▸ Exercise requirements:
Pick out the lines below that contain the string "JSON" and copy them all.

═══

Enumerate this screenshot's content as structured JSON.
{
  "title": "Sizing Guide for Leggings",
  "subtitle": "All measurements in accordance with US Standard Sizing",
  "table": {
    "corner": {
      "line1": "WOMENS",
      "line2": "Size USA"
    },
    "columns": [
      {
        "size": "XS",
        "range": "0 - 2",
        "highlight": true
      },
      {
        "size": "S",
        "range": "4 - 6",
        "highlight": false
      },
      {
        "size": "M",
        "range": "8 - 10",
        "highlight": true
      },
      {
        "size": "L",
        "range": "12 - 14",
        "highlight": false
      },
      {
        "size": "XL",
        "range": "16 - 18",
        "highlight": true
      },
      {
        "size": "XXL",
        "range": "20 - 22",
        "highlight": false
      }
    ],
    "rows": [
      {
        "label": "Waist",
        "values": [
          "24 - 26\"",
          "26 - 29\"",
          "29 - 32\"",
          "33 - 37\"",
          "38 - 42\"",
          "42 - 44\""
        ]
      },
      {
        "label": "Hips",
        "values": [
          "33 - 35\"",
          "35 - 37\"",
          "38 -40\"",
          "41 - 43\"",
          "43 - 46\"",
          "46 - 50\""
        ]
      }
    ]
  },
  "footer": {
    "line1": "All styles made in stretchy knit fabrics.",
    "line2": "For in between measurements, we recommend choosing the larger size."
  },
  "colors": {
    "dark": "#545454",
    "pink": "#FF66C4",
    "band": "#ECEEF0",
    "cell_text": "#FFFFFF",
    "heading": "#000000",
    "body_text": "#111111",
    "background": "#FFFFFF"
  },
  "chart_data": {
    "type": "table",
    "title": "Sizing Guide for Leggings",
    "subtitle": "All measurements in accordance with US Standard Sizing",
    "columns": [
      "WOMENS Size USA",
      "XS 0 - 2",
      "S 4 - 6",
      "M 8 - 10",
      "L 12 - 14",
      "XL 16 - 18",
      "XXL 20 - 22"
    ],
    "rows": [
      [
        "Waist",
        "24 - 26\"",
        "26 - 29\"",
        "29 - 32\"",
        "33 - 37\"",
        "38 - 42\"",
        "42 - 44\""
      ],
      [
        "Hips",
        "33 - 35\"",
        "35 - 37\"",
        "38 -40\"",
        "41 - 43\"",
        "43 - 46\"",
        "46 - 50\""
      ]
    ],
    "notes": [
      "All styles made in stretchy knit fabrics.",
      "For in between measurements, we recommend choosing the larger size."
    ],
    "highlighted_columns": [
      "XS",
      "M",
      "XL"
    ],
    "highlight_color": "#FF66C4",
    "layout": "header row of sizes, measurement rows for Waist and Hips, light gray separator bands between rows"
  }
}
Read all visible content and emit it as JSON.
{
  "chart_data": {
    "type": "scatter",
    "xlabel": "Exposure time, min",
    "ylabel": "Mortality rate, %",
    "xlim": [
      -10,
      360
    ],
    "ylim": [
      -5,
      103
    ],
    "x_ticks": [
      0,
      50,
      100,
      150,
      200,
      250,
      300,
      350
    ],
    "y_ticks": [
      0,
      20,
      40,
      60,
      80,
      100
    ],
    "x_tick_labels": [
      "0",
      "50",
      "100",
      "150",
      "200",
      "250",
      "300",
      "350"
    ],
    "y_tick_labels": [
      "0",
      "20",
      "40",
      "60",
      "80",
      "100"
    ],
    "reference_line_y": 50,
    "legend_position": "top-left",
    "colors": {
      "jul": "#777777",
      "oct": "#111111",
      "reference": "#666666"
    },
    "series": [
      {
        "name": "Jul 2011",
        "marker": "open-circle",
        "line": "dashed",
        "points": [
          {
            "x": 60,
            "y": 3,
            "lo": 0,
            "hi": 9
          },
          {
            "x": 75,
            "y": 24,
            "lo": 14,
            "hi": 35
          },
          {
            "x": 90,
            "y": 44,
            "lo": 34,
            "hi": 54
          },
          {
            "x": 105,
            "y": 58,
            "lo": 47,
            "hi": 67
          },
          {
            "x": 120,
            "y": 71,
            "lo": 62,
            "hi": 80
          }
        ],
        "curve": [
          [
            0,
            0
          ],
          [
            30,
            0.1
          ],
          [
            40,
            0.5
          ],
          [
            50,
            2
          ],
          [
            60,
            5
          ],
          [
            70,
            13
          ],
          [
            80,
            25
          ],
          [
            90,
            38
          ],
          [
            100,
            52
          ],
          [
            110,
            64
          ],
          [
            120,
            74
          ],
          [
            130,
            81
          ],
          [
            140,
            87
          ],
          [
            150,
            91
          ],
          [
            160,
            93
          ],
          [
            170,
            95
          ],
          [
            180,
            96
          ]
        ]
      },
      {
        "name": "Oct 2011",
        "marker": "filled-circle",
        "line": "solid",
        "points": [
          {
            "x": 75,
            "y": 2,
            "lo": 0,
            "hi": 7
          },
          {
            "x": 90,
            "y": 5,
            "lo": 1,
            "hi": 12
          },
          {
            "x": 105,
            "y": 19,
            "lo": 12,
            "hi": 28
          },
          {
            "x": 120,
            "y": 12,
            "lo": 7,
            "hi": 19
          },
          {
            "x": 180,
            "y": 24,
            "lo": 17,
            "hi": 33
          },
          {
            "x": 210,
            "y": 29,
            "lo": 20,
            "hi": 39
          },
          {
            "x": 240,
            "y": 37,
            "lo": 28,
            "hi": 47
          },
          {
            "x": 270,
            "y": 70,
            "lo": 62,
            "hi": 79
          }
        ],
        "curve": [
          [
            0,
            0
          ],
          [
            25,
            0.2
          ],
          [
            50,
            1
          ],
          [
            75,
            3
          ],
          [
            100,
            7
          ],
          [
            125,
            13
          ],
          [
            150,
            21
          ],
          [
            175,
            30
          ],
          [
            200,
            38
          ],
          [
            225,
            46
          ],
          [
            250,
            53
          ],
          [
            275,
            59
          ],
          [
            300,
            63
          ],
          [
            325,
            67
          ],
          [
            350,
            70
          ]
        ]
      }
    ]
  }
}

═══

▸ Right answer:
Enumerate this screenshot's content as structured JSON.
Read all visible content and emit it as JSON.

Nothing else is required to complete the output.